— Task goal —
Extract, from the records beneath this instruction, each line that contains the word "text".

:: Material provided

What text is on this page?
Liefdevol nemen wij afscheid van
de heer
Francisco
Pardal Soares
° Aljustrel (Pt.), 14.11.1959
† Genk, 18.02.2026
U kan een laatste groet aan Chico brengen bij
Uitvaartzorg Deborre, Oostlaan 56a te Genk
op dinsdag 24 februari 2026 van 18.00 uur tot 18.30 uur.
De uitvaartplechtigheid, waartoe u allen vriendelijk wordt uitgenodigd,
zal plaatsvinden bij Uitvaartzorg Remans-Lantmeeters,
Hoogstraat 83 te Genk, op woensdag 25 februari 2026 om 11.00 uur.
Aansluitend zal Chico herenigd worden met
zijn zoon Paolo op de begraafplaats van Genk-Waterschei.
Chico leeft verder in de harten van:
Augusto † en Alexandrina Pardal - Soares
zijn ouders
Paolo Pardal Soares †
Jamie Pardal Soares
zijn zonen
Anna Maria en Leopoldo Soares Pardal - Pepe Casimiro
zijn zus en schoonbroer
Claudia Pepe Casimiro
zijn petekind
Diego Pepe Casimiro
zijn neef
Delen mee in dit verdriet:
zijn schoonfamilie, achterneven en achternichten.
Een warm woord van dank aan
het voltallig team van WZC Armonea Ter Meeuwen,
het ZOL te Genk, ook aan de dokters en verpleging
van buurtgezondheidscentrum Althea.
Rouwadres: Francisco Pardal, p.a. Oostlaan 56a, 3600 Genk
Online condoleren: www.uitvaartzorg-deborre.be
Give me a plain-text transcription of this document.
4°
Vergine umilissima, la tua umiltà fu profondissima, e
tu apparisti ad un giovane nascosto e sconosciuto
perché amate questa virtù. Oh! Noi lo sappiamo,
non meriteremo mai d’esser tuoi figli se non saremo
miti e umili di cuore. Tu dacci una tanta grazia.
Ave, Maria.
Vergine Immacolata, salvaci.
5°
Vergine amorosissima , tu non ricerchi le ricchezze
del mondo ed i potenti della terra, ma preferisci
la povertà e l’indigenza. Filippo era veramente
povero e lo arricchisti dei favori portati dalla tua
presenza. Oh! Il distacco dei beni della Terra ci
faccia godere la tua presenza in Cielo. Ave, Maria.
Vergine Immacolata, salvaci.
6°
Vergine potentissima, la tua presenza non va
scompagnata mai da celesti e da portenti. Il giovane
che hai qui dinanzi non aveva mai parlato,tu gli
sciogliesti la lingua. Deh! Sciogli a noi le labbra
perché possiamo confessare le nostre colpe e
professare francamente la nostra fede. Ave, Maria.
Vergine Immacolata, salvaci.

::::

— Solution —
What text is on this page?
Give me a plain-text transcription of this document.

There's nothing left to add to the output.